Only the lines holding the string "должен" are needed. Copy each one.
— Begin Source records —
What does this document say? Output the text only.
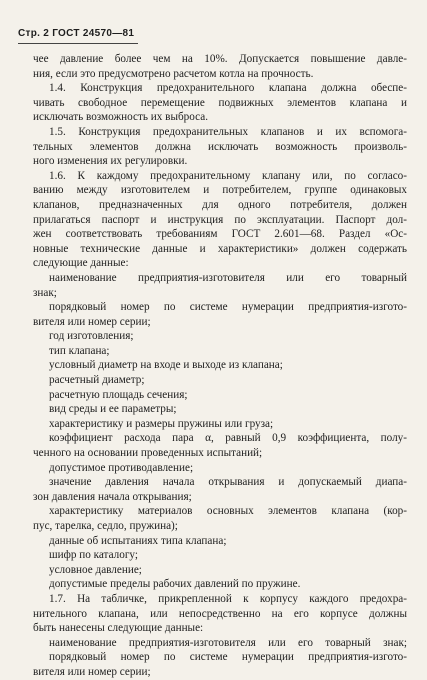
Стр. 2 ГОСТ 24570—81
чее давление более чем на 10%. Допускается повышение давле-
ния, если это предусмотрено расчетом котла на прочность.
1.4. Конструкция предохранительного клапана должна обеспе-
чивать свободное перемещение подвижных элементов клапана и
исключать возможность их выброса.
1.5. Конструкция предохранительных клапанов и их вспомога-
тельных элементов должна исключать возможность произволь-
ного изменения их регулировки.
1.6. К каждому предохранительному клапану или, по согласо-
ванию между изготовителем и потребителем, группе одинаковых
клапанов, предназначенных для одного потребителя, должен
прилагаться паспорт и инструкция по эксплуатации. Паспорт дол-
жен соответствовать требованиям ГОСТ 2.601—68. Раздел «Ос-
новные технические данные и характеристики» должен содержать
следующие данные:
наименование предприятия-изготовителя или его товарный
знак;
порядковый номер по системе нумерации предприятия-изгото-
вителя или номер серии;
год изготовления;
тип клапана;
условный диаметр на входе и выходе из клапана;
расчетный диаметр;
расчетную площадь сечения;
вид среды и ее параметры;
характеристику и размеры пружины или груза;
коэффициент расхода пара α, равный 0,9 коэффициента, полу-
ченного на основании проведенных испытаний;
допустимое противодавление;
значение давления начала открывания и допускаемый диапа-
зон давления начала открывания;
характеристику материалов основных элементов клапана (кор-
пус, тарелка, седло, пружина);
данные об испытаниях типа клапана;
шифр по каталогу;
условное давление;
допустимые пределы рабочих давлений по пружине.
1.7. На табличке, прикрепленной к корпусу каждого предохра-
нительного клапана, или непосредственно на его корпусе должны
быть нанесены следующие данные:
наименование предприятия-изготовителя или его товарный знак;
порядковый номер по системе нумерации предприятия-изгото-
вителя или номер серии;
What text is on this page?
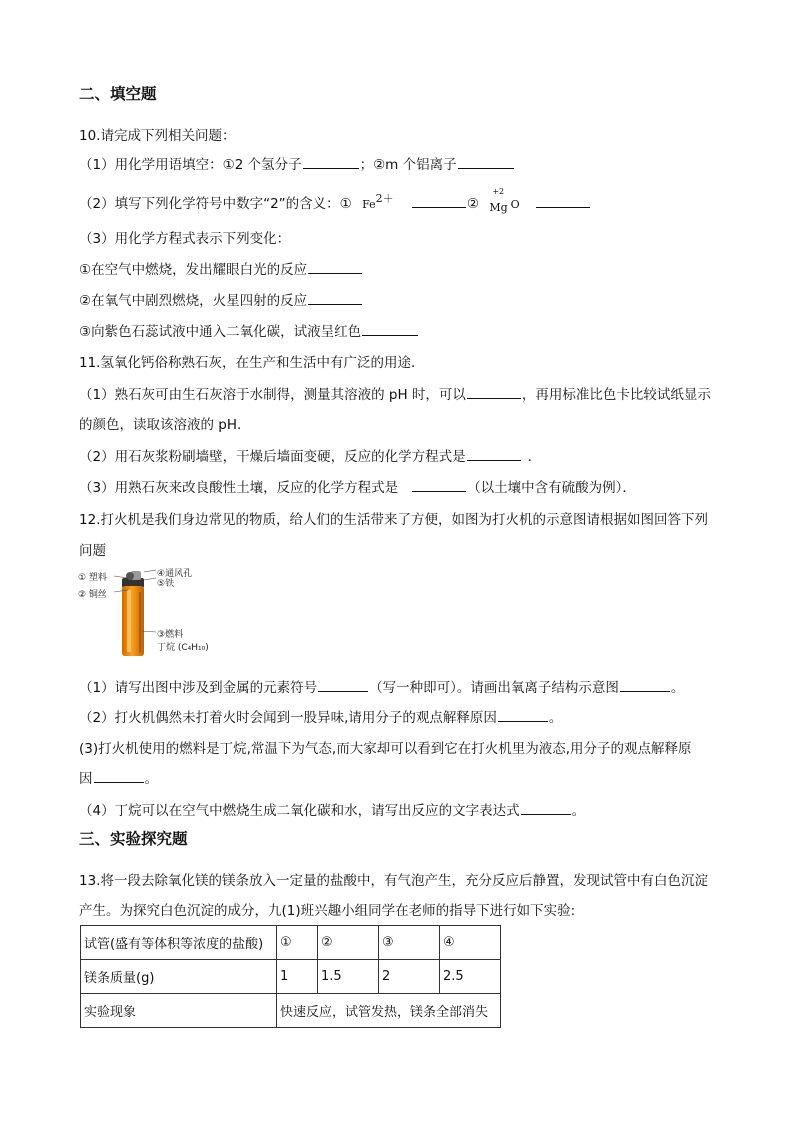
二、填空题
10.请完成下列相关问题：
（1）用化学用语填空：①2 个氢分子	；②m 个铝离子
（2）填写下列化学符号中数字“2”的含义：① $Fe^{2+}$	②
+2
$_{Mg}$ O
（3）用化学方程式表示下列变化：
①在空气中燃烧，发出耀眼白光的反应
②在氧气中剧烈燃烧，火星四射的反应
③向紫色石蕊试液中通入二氧化碳，试液呈红色
11.氢氧化钙俗称熟石灰，在生产和生活中有广泛的用途．
（1）熟石灰可由生石灰溶于水制得，测量其溶液的 pH 时，可以	，再用标准比色卡比较试纸显示
的颜色，读取该溶液的 pH．
（2）用石灰浆粉刷墙壁，干燥后墙面变硬，反应的化学方程式是	．
（3）用熟石灰来改良酸性土壤，反应的化学方程式是	（以土壤中含有硫酸为例）．
12.打火机是我们身边常见的物质，给人们的生活带来了方便，如图为打火机的示意图请根据如图回答下列
问题
① 塑料
② 铜丝
④通风孔
⑤铁
③燃料
丁烷 (C₄H₁₀)
（1）请写出图中涉及到金属的元素符号	（写一种即可）。请画出氧离子结构示意图	。
（2）打火机偶然未打着火时会闻到一股异味,请用分子的观点解释原因	。
(3)打火机使用的燃料是丁烷,常温下为气态,而大家却可以看到它在打火机里为液态,用分子的观点解释原
因	。
（4）丁烷可以在空气中燃烧生成二氧化碳和水，请写出反应的文字表达式	。
三、实验探究题
13.将一段去除氧化镁的镁条放入一定量的盐酸中，有气泡产生，充分反应后静置，发现试管中有白色沉淀
产生。为探究白色沉淀的成分，九(1)班兴趣小组同学在老师的指导下进行如下实验:
试管(盛有等体积等浓度的盐酸)	①	②	③	④
镁条质量(g)	1	1.5	2	2.5
实验现象	快速反应，试管发热，镁条全部消失			
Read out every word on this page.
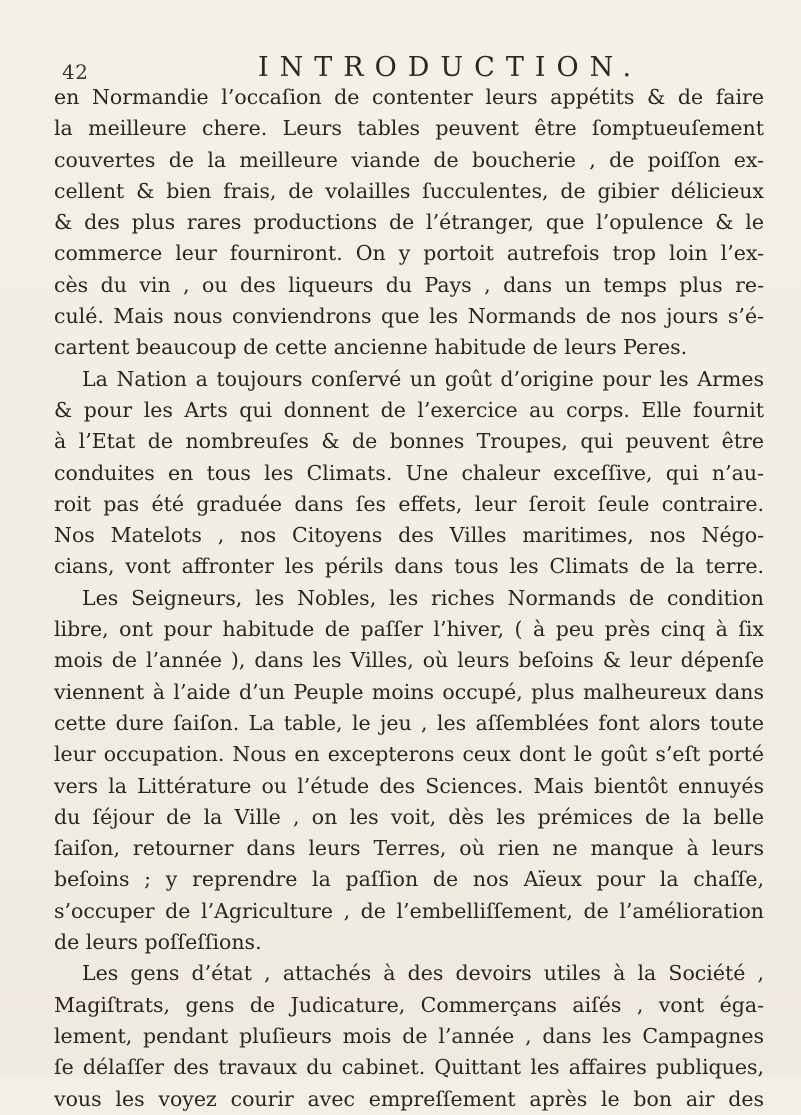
42	INTRODUCTION.
en Normandie l’occaſion de contenter leurs appétits & de faire
la meilleure chere. Leurs tables peuvent être ſomptueuſement
couvertes de la meilleure viande de boucherie , de poiſſon ex-
cellent & bien frais, de volailles ſucculentes, de gibier délicieux
& des plus rares productions de l’étranger, que l’opulence & le
commerce leur fourniront. On y portoit autrefois trop loin l’ex-
cès du vin , ou des liqueurs du Pays , dans un temps plus re-
culé. Mais nous conviendrons que les Normands de nos jours s’é-
cartent beaucoup de cette ancienne habitude de leurs Peres.
La Nation a toujours conſervé un goût d’origine pour les Armes
& pour les Arts qui donnent de l’exercice au corps. Elle fournit
à l’Etat de nombreuſes & de bonnes Troupes, qui peuvent être
conduites en tous les Climats. Une chaleur exceſſive, qui n’au-
roit pas été graduée dans ſes effets, leur ſeroit ſeule contraire.
Nos Matelots , nos Citoyens des Villes maritimes, nos Négo-
cians, vont affronter les périls dans tous les Climats de la terre.
Les Seigneurs, les Nobles, les riches Normands de condition
libre, ont pour habitude de paſſer l’hiver, ( à peu près cinq à ſix
mois de l’année ), dans les Villes, où leurs beſoins & leur dépenſe
viennent à l’aide d’un Peuple moins occupé, plus malheureux dans
cette dure ſaiſon. La table, le jeu , les aſſemblées font alors toute
leur occupation. Nous en excepterons ceux dont le goût s’eſt porté
vers la Littérature ou l’étude des Sciences. Mais bientôt ennuyés
du ſéjour de la Ville , on les voit, dès les prémices de la belle
ſaiſon, retourner dans leurs Terres, où rien ne manque à leurs
beſoins ; y reprendre la paſſion de nos Aïeux pour la chaſſe,
s’occuper de l’Agriculture , de l’embelliſſement, de l’amélioration
de leurs poſſeſſions.
Les gens d’état , attachés à des devoirs utiles à la Société ,
Magiſtrats, gens de Judicature, Commerçans aiſés , vont éga-
lement, pendant pluſieurs mois de l’année , dans les Campagnes
ſe délaſſer des travaux du cabinet. Quittant les affaires publiques,
vous les voyez courir avec empreſſement après le bon air des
— End Source records —
- _Response to this task_
клапанов, предназначенных для одного потребителя, должен
новные технические данные и характеристики» должен содержать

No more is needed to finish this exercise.